SET EXERCISE:
Determine how many lines in the entries below include "called". The reply should be that number and nothing else.
-- GIVEN RECORDS start --
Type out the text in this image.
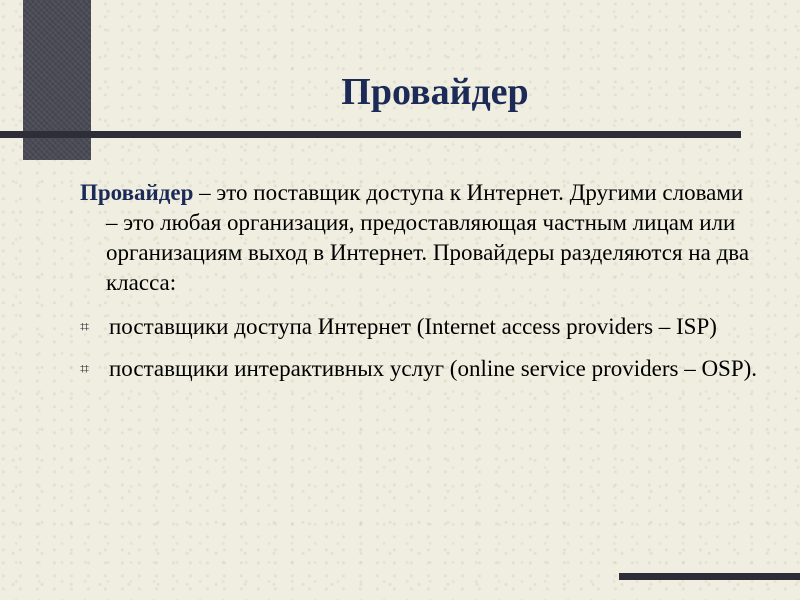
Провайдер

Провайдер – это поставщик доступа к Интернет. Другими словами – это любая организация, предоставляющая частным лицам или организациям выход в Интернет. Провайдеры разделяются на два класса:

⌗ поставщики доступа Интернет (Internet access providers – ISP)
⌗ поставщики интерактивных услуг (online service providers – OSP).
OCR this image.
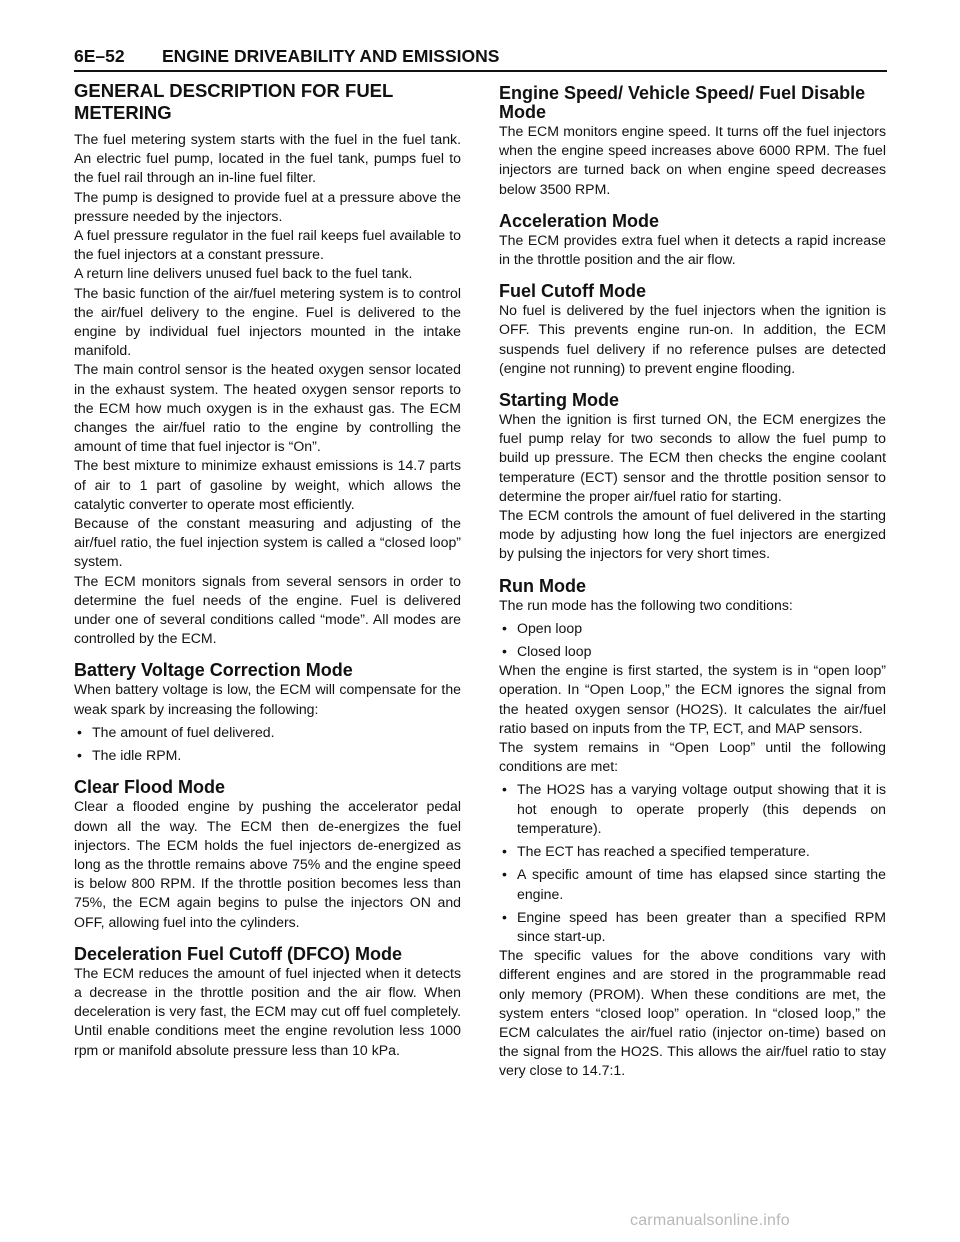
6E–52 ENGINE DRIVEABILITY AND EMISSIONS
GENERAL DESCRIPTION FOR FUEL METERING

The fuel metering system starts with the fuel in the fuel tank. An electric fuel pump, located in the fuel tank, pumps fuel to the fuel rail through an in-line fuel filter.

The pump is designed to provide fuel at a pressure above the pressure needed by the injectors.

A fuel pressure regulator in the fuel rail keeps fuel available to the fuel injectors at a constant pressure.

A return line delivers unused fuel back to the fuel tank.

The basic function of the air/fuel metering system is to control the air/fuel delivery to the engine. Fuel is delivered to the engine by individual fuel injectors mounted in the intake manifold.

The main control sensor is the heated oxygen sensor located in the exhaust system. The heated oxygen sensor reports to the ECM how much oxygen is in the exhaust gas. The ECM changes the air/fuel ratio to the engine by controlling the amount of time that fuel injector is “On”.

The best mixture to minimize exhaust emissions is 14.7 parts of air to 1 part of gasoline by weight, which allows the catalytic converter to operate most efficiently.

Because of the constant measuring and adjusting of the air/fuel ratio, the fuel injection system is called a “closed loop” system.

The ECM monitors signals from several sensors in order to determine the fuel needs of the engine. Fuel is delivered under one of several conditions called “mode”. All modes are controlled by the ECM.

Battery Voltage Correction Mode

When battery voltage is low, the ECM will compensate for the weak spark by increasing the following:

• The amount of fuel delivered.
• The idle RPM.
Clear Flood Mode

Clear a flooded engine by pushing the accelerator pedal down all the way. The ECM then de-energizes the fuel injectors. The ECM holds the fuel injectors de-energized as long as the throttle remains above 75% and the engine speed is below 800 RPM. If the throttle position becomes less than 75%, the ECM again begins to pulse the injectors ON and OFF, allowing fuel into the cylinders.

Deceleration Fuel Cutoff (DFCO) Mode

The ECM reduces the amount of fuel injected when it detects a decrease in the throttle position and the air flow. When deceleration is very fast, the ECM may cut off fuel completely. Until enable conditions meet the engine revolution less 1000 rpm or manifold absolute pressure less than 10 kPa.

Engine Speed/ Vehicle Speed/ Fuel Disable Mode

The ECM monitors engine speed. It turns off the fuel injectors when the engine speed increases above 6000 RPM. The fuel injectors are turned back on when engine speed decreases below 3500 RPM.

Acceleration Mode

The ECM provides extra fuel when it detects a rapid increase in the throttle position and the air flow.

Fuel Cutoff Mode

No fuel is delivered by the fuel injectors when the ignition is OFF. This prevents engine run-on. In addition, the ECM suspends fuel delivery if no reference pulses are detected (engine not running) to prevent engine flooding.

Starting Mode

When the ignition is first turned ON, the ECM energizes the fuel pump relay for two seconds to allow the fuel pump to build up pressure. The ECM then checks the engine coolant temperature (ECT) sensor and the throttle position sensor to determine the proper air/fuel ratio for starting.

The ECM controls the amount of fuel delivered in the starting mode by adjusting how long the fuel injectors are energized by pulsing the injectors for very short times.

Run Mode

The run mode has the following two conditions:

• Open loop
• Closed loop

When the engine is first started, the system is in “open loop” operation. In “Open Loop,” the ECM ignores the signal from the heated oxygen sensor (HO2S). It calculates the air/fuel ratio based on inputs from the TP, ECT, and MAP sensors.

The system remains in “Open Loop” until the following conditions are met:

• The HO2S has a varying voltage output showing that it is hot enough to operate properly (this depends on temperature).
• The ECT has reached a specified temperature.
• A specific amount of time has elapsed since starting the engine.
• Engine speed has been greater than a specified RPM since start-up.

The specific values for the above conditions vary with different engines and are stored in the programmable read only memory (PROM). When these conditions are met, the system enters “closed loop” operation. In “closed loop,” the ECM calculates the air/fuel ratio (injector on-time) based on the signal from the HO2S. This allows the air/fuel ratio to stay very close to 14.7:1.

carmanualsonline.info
-- GIVEN RECORDS end --
-- GIVEN RECORDS start --
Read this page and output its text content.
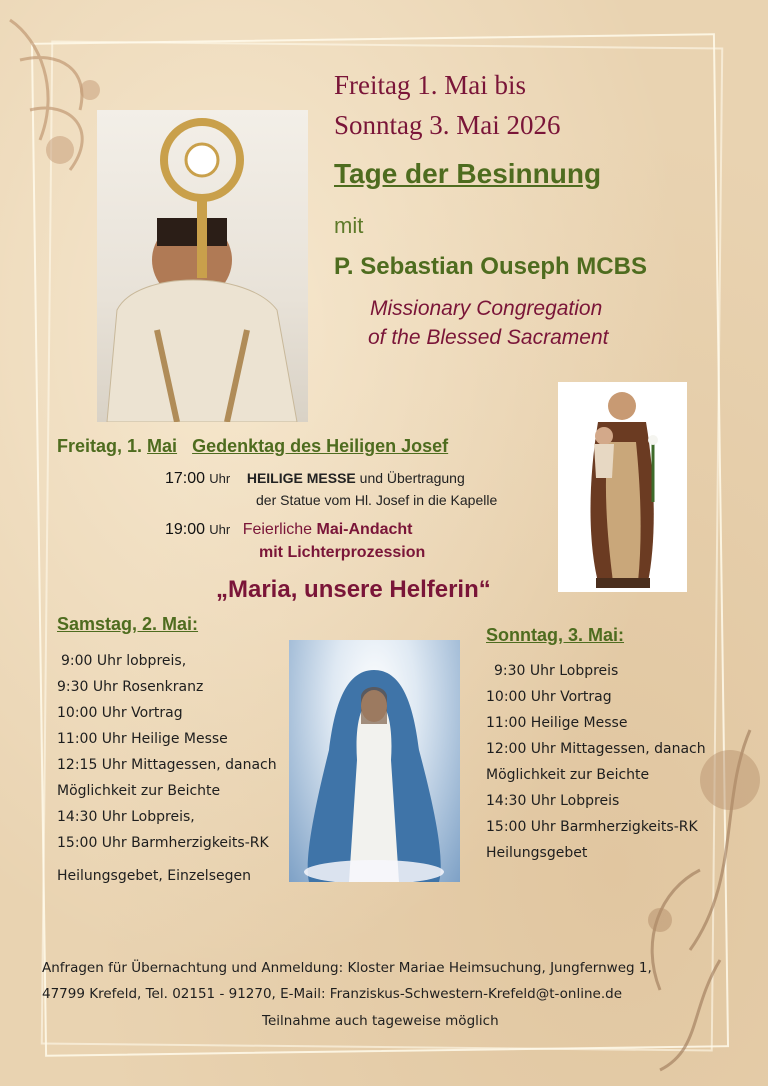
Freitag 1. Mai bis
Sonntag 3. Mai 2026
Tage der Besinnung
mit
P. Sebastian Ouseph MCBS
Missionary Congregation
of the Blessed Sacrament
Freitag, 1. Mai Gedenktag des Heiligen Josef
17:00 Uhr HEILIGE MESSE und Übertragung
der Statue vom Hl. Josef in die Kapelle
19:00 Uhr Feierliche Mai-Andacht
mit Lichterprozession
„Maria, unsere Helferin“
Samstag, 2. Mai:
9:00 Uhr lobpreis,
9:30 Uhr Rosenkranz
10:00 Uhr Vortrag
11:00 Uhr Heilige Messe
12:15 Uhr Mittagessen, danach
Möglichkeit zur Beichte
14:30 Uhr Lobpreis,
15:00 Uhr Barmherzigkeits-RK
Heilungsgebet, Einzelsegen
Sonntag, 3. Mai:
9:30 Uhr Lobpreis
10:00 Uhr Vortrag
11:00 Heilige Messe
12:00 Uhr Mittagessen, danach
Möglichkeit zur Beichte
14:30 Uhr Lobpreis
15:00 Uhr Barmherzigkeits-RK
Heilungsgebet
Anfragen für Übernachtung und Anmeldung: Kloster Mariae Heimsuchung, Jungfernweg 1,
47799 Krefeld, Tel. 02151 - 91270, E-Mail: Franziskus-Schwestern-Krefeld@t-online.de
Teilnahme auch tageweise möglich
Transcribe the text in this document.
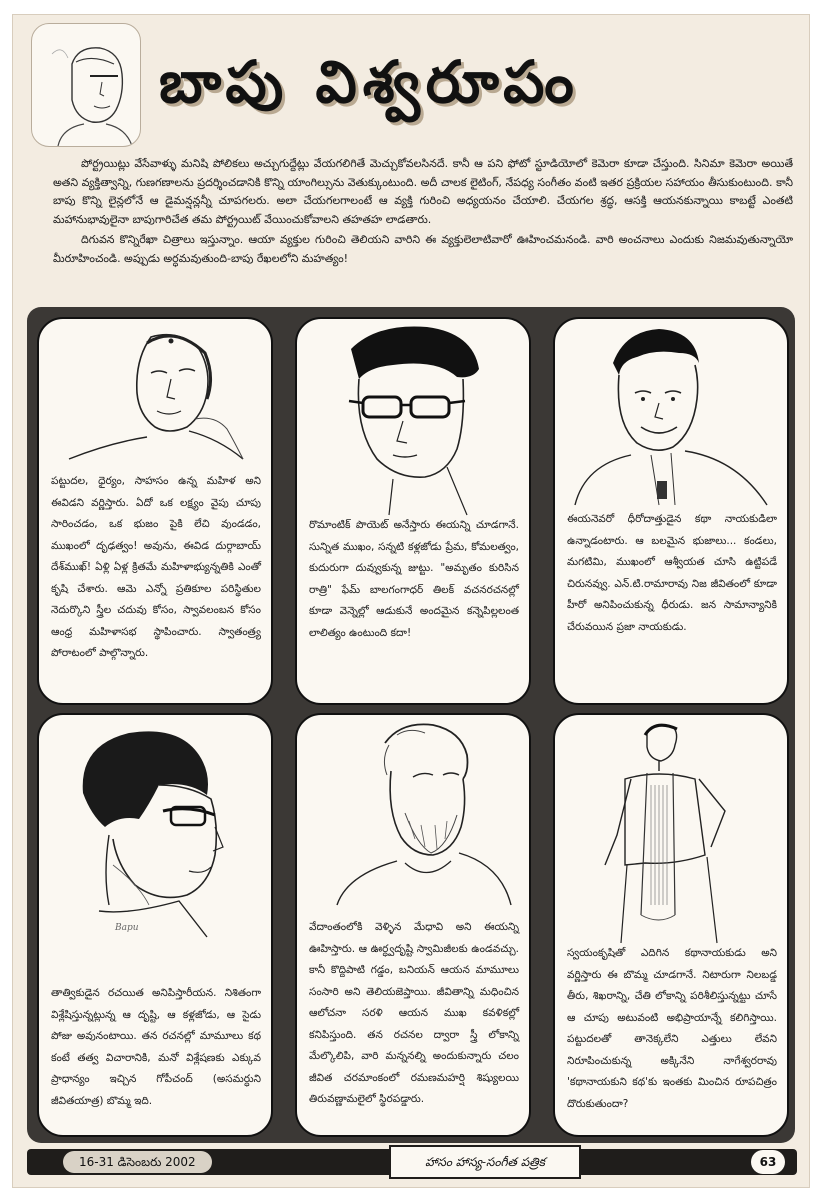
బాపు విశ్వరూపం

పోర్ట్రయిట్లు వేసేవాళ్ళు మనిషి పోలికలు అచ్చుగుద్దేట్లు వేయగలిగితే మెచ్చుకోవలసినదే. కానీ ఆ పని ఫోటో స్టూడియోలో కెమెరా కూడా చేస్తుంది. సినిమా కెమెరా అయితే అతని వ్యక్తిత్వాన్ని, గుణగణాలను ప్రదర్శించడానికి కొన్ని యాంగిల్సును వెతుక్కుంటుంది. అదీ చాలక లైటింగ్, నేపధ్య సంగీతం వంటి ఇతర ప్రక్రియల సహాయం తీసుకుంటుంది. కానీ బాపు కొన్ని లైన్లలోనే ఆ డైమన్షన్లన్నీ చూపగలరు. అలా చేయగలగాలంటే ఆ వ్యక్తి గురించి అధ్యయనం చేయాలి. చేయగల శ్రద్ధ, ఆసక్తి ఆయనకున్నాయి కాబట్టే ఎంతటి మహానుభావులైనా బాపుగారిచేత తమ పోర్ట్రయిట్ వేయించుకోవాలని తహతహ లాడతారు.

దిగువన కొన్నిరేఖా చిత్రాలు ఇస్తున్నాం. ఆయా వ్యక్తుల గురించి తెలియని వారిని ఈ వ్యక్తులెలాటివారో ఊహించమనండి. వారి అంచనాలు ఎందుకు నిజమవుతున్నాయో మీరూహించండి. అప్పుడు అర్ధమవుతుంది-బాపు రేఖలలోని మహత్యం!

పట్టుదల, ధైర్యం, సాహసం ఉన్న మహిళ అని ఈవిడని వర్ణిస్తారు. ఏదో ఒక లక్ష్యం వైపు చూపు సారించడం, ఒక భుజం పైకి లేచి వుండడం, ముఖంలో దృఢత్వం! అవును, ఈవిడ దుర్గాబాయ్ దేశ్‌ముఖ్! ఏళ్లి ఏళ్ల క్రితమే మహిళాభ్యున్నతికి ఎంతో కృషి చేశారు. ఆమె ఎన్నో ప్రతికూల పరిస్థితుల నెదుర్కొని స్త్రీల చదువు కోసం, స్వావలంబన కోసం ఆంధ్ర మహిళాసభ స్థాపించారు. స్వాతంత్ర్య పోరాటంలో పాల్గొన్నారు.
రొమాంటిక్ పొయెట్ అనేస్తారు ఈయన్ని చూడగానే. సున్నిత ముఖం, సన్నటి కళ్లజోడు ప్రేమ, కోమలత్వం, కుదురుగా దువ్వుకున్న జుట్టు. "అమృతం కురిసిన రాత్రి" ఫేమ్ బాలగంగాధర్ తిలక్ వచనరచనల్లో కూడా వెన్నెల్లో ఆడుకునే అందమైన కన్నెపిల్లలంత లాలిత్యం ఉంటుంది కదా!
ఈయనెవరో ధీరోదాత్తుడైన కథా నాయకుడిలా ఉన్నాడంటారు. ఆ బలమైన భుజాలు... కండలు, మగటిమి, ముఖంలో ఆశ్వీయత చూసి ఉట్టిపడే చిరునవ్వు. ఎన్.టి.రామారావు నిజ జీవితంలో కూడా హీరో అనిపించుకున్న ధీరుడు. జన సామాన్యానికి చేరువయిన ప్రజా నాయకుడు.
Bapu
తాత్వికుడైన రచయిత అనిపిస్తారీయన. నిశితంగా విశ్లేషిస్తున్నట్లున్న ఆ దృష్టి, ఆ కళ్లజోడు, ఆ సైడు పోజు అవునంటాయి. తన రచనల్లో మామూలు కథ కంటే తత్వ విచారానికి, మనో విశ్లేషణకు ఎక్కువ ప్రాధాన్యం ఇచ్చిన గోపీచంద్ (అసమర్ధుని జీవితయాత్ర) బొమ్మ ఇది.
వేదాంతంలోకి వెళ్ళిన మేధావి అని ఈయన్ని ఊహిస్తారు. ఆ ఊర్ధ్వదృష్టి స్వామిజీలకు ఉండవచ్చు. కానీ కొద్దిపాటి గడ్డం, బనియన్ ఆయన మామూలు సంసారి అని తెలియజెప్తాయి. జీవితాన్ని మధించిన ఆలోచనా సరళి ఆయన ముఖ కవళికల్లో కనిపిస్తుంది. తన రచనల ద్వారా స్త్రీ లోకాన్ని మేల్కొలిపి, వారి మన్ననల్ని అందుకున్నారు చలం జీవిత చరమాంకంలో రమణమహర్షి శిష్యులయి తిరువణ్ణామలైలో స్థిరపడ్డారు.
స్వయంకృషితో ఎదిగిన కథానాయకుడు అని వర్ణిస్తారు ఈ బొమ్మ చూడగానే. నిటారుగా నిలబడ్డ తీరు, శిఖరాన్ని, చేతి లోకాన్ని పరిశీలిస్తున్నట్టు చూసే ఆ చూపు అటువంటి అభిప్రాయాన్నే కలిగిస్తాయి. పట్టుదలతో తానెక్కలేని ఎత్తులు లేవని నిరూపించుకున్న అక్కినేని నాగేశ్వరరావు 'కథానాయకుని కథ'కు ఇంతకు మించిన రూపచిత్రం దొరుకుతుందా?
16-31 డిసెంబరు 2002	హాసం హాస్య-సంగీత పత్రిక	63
-- GIVEN RECORDS end --
-- GIVEN RECORDS start --
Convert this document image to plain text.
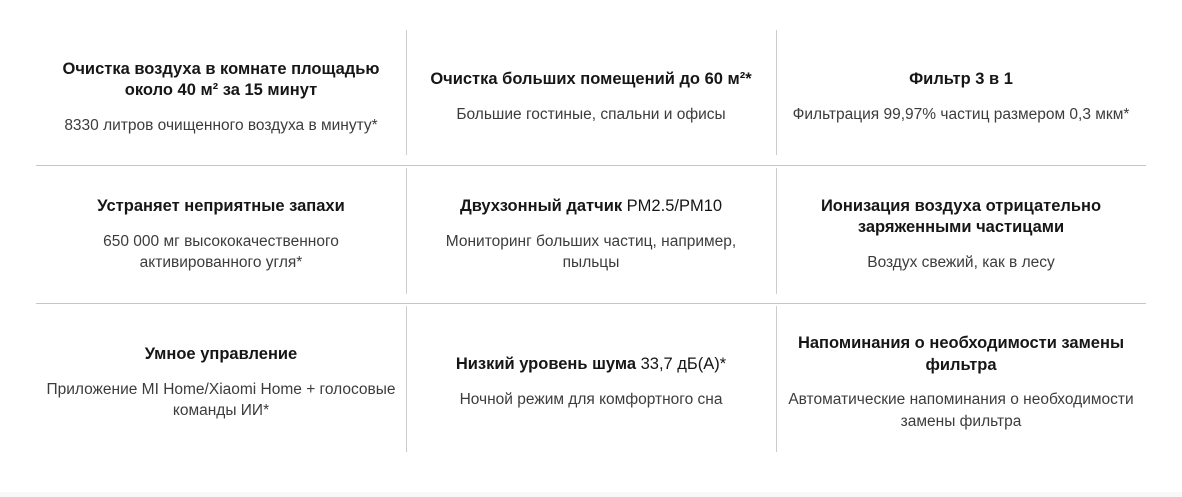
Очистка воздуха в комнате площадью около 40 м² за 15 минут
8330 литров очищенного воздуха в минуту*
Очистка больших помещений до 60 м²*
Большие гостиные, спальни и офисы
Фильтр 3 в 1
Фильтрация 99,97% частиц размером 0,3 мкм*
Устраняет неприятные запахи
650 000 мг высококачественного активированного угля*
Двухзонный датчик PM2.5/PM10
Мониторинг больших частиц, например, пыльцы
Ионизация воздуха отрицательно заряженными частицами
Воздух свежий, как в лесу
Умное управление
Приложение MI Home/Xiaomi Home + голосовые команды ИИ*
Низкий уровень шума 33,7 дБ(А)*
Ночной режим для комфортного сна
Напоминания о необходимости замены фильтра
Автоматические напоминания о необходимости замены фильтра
-- GIVEN RECORDS end --
THE COMPLETED TASK:
2